Transcribe the records that follow. Keep every word exactly, and drop the pictures.

Data entries for graphics:
────────

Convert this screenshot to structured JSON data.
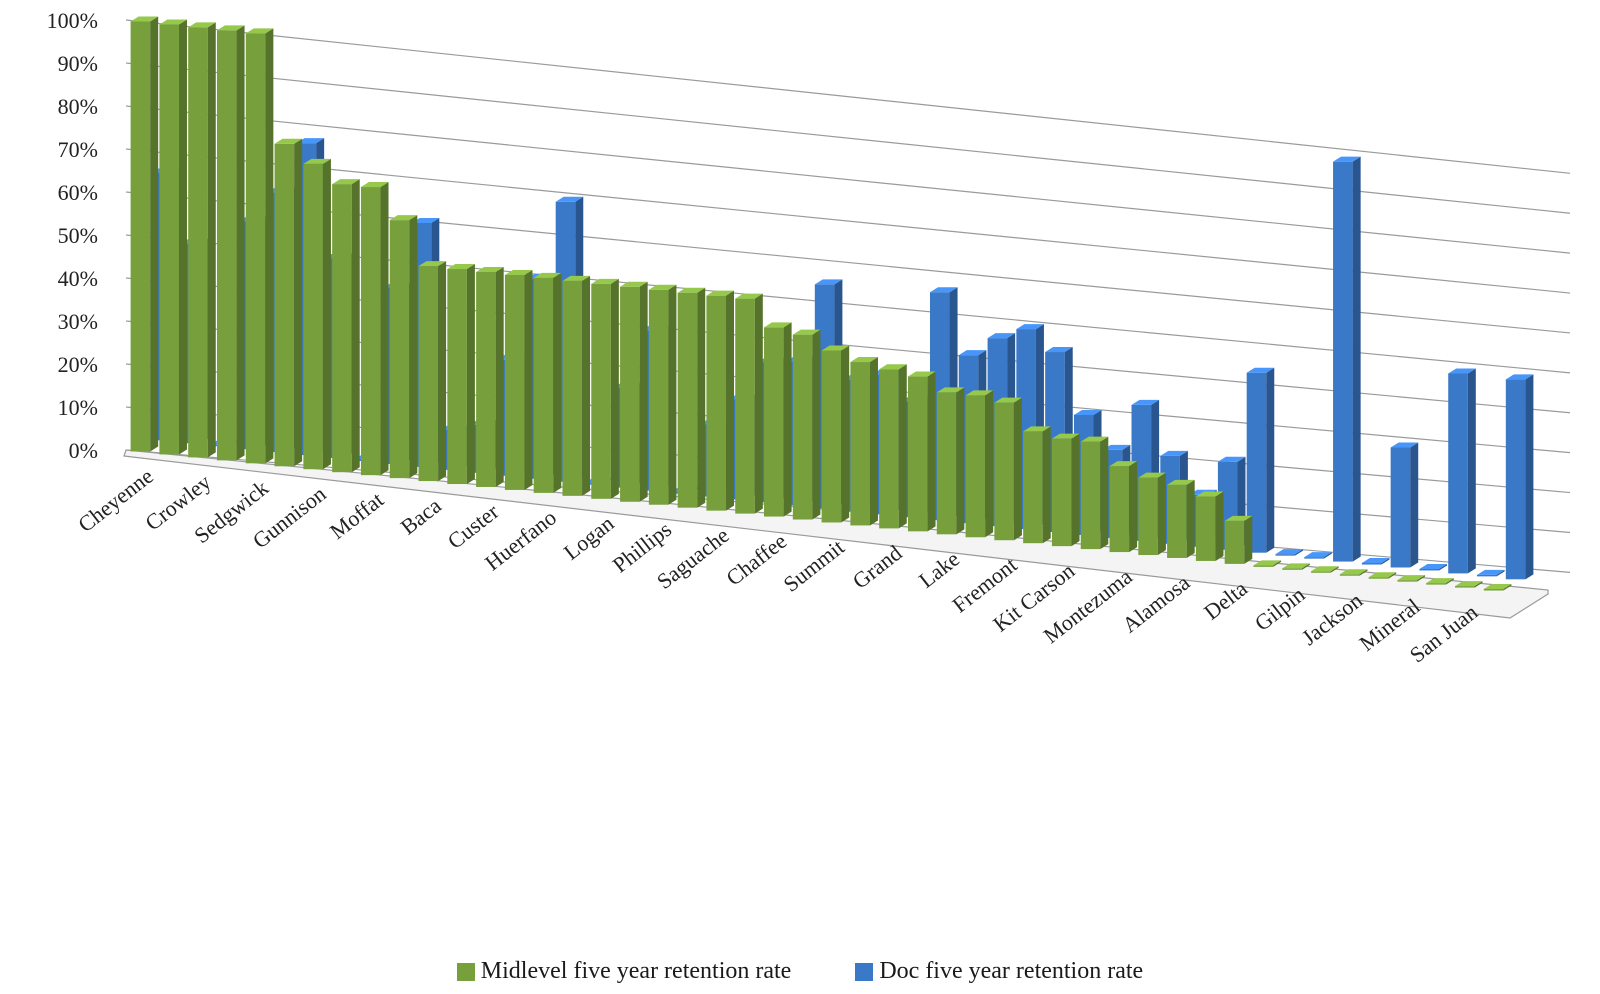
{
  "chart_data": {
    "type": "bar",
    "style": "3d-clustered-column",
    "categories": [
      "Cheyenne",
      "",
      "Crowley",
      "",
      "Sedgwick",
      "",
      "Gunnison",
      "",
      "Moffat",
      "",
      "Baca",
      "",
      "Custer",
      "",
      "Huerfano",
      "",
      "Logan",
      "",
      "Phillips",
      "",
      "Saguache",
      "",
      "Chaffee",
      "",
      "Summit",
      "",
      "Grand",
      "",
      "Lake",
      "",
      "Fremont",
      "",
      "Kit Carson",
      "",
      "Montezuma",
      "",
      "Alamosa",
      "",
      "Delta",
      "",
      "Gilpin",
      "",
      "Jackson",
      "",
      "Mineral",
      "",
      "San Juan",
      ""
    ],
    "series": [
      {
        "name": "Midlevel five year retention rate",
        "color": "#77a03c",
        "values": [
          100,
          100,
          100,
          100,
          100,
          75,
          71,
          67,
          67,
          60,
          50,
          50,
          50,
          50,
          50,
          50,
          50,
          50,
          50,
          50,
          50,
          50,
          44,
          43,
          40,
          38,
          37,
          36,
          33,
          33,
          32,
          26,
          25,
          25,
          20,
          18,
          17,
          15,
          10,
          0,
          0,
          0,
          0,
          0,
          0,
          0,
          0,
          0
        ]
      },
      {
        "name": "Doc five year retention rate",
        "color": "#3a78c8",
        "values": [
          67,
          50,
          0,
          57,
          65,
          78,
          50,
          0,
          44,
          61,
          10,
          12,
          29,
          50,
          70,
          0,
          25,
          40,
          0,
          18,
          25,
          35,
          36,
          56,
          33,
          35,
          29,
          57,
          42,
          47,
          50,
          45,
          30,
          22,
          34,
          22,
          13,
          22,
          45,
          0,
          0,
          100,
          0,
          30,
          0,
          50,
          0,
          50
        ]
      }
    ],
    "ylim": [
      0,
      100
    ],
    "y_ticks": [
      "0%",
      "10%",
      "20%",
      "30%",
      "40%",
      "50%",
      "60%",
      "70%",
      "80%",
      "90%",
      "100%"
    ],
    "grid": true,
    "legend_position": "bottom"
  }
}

────────

-- WRITTEN SOLUTION --
Convert this screenshot to structured JSON data.
{
  "chart_data": {
    "type": "bar",
    "style": "3d-clustered-column",
    "categories": [
      "Cheyenne",
      "",
      "Crowley",
      "",
      "Sedgwick",
      "",
      "Gunnison",
      "",
      "Moffat",
      "",
      "Baca",
      "",
      "Custer",
      "",
      "Huerfano",
      "",
      "Logan",
      "",
      "Phillips",
      "",
      "Saguache",
      "",
      "Chaffee",
      "",
      "Summit",
      "",
      "Grand",
      "",
      "Lake",
      "",
      "Fremont",
      "",
      "Kit Carson",
      "",
      "Montezuma",
      "",
      "Alamosa",
      "",
      "Delta",
      "",
      "Gilpin",
      "",
      "Jackson",
      "",
      "Mineral",
      "",
      "San Juan",
      ""
    ],
    "series": [
      {
        "name": "Midlevel five year retention rate",
        "color": "#77a03c",
        "values": [
          100,
          100,
          100,
          100,
          100,
          75,
          71,
          67,
          67,
          60,
          50,
          50,
          50,
          50,
          50,
          50,
          50,
          50,
          50,
          50,
          50,
          50,
          44,
          43,
          40,
          38,
          37,
          36,
          33,
          33,
          32,
          26,
          25,
          25,
          20,
          18,
          17,
          15,
          10,
          0,
          0,
          0,
          0,
          0,
          0,
          0,
          0,
          0
        ]
      },
      {
        "name": "Doc five year retention rate",
        "color": "#3a78c8",
        "values": [
          67,
          50,
          0,
          57,
          65,
          78,
          50,
          0,
          44,
          61,
          10,
          12,
          29,
          50,
          70,
          0,
          25,
          40,
          0,
          18,
          25,
          35,
          36,
          56,
          33,
          35,
          29,
          57,
          42,
          47,
          50,
          45,
          30,
          22,
          34,
          22,
          13,
          22,
          45,
          0,
          0,
          100,
          0,
          30,
          0,
          50,
          0,
          50
        ]
      }
    ],
    "ylim": [
      0,
      100
    ],
    "y_ticks": [
      "0%",
      "10%",
      "20%",
      "30%",
      "40%",
      "50%",
      "60%",
      "70%",
      "80%",
      "90%",
      "100%"
    ],
    "grid": true,
    "legend_position": "bottom"
  }
}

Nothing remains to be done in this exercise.